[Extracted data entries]
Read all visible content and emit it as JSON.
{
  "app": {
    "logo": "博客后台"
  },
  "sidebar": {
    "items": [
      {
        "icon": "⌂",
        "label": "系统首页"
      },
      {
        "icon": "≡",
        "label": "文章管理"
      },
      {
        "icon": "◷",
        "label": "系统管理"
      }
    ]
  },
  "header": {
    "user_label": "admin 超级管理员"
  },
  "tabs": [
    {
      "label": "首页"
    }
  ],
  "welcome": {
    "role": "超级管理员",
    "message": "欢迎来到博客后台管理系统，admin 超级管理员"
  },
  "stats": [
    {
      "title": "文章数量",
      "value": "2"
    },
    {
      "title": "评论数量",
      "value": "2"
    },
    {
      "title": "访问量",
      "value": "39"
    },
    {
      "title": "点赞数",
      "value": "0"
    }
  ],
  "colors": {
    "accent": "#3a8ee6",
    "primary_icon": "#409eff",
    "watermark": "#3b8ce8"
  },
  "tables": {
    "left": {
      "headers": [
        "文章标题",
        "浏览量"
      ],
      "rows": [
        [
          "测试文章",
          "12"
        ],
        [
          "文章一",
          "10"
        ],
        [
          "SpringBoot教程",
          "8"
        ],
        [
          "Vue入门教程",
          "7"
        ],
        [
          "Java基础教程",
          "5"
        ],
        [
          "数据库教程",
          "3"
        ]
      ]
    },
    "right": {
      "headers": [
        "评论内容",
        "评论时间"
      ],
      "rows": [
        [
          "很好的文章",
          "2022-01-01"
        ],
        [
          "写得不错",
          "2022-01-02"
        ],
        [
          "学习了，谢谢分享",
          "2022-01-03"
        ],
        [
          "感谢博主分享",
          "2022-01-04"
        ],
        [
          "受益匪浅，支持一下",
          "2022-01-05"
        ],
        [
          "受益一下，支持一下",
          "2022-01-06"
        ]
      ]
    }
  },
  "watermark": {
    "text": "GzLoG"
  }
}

- Short exercise
Take the lines above and retype all of them exactly.

- Output for this task
Read all visible content and emit it as JSON.
{
  "app": {
    "logo": "博客后台"
  },
  "sidebar": {
    "items": [
      {
        "icon": "⌂",
        "label": "系统首页"
      },
      {
        "icon": "≡",
        "label": "文章管理"
      },
      {
        "icon": "◷",
        "label": "系统管理"
      }
    ]
  },
  "header": {
    "user_label": "admin 超级管理员"
  },
  "tabs": [
    {
      "label": "首页"
    }
  ],
  "welcome": {
    "role": "超级管理员",
    "message": "欢迎来到博客后台管理系统，admin 超级管理员"
  },
  "stats": [
    {
      "title": "文章数量",
      "value": "2"
    },
    {
      "title": "评论数量",
      "value": "2"
    },
    {
      "title": "访问量",
      "value": "39"
    },
    {
      "title": "点赞数",
      "value": "0"
    }
  ],
  "colors": {
    "accent": "#3a8ee6",
    "primary_icon": "#409eff",
    "watermark": "#3b8ce8"
  },
  "tables": {
    "left": {
      "headers": [
        "文章标题",
        "浏览量"
      ],
      "rows": [
        [
          "测试文章",
          "12"
        ],
        [
          "文章一",
          "10"
        ],
        [
          "SpringBoot教程",
          "8"
        ],
        [
          "Vue入门教程",
          "7"
        ],
        [
          "Java基础教程",
          "5"
        ],
        [
          "数据库教程",
          "3"
        ]
      ]
    },
    "right": {
      "headers": [
        "评论内容",
        "评论时间"
      ],
      "rows": [
        [
          "很好的文章",
          "2022-01-01"
        ],
        [
          "写得不错",
          "2022-01-02"
        ],
        [
          "学习了，谢谢分享",
          "2022-01-03"
        ],
        [
          "感谢博主分享",
          "2022-01-04"
        ],
        [
          "受益匪浅，支持一下",
          "2022-01-05"
        ],
        [
          "受益一下，支持一下",
          "2022-01-06"
        ]
      ]
    }
  },
  "watermark": {
    "text": "GzLoG"
  }
}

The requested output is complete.